What this task involves: Can you find the lines of the listing that include "выехать" and copy every one?

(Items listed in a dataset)
Start

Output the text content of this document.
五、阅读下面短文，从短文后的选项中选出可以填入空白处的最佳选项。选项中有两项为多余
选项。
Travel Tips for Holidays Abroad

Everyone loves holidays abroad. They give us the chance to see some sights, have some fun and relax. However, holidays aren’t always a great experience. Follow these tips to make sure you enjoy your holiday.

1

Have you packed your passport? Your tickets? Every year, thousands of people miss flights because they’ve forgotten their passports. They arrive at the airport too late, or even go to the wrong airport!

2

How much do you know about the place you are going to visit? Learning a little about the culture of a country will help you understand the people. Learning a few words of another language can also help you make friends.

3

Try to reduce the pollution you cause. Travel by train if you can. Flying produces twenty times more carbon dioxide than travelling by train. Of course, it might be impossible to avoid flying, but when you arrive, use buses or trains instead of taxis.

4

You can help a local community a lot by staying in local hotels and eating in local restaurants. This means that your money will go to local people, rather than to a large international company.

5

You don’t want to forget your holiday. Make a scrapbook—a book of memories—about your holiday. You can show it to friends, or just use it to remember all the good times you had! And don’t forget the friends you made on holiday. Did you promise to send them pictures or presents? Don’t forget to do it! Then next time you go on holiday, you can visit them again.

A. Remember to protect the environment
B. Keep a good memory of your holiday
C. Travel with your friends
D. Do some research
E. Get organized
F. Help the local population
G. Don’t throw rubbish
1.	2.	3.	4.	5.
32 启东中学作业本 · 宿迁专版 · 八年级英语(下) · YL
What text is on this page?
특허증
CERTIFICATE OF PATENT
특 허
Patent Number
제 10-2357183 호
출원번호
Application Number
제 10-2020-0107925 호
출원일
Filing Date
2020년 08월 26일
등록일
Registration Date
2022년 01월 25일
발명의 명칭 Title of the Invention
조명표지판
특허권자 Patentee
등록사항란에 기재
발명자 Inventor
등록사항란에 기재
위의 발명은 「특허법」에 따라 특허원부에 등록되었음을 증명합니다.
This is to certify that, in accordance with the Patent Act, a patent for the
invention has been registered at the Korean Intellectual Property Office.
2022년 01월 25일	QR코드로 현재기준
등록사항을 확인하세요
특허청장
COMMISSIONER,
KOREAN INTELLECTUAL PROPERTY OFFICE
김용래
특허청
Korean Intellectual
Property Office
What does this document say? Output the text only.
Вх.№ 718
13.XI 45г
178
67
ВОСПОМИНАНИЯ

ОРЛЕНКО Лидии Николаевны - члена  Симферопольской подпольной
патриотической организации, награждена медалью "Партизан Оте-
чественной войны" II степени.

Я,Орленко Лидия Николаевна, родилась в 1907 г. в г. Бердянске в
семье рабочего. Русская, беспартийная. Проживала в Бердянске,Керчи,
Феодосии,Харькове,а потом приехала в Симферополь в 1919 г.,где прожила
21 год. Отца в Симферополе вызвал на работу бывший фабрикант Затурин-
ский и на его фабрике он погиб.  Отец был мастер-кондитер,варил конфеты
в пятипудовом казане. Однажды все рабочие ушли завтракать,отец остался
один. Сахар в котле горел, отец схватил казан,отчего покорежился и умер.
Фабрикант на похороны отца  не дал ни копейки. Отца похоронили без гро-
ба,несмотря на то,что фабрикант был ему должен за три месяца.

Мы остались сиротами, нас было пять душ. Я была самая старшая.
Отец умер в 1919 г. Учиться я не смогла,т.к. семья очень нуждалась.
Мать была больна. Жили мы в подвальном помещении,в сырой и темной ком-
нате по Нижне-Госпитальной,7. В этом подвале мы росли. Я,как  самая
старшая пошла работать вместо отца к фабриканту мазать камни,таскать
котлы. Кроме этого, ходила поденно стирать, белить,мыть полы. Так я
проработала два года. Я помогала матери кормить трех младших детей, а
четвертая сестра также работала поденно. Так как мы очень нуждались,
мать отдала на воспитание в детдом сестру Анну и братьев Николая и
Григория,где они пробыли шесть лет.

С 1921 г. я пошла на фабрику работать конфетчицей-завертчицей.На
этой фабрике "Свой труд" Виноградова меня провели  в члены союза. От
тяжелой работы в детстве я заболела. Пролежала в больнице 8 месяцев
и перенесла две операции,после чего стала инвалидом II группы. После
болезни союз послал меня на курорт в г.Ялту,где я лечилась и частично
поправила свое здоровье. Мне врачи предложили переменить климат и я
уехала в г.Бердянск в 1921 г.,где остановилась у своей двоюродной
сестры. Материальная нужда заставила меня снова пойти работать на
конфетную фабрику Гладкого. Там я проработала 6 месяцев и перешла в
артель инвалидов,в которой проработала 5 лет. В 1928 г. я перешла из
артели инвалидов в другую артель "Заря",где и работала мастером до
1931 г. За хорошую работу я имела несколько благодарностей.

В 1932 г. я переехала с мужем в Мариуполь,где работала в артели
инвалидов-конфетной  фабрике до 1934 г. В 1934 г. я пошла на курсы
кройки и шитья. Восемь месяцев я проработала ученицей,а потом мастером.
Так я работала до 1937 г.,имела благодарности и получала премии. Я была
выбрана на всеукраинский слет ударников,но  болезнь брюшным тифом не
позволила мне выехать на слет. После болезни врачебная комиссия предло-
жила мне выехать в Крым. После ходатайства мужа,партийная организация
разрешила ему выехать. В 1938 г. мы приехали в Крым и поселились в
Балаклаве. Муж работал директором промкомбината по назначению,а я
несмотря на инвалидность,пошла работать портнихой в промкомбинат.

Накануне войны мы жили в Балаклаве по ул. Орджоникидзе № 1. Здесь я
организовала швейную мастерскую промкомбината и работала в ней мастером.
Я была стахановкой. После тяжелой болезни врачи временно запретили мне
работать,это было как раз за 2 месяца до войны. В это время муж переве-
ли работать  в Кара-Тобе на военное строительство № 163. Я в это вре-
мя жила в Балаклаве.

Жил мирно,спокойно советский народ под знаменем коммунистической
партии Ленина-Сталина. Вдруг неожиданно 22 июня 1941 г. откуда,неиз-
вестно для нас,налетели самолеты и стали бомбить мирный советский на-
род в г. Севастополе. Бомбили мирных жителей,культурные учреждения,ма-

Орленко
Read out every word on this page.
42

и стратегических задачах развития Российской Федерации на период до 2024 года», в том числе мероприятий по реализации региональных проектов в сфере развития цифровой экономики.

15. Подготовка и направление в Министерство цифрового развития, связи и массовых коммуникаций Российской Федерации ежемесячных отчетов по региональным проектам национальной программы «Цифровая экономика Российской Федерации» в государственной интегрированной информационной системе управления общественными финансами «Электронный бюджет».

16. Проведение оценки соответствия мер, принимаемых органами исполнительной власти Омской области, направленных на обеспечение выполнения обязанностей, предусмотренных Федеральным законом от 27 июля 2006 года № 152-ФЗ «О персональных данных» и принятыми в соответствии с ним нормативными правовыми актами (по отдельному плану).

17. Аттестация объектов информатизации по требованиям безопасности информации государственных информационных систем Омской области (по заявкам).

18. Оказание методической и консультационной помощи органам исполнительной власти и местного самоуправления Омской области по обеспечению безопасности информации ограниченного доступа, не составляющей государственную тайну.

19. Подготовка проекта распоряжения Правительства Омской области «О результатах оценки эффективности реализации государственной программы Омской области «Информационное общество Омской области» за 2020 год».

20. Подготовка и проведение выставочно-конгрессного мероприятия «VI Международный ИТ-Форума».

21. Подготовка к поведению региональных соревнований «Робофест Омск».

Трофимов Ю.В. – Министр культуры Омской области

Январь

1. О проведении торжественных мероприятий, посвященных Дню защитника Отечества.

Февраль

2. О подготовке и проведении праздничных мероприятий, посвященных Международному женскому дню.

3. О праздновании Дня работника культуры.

End

Reply to the task:
позволила мне выехать на слет. После болезни врачебная комиссия предло-
жила мне выехать в Крым. После ходатайства мужа,партийная организация
разрешила ему выехать. В 1938 г. мы приехали в Крым и поселились в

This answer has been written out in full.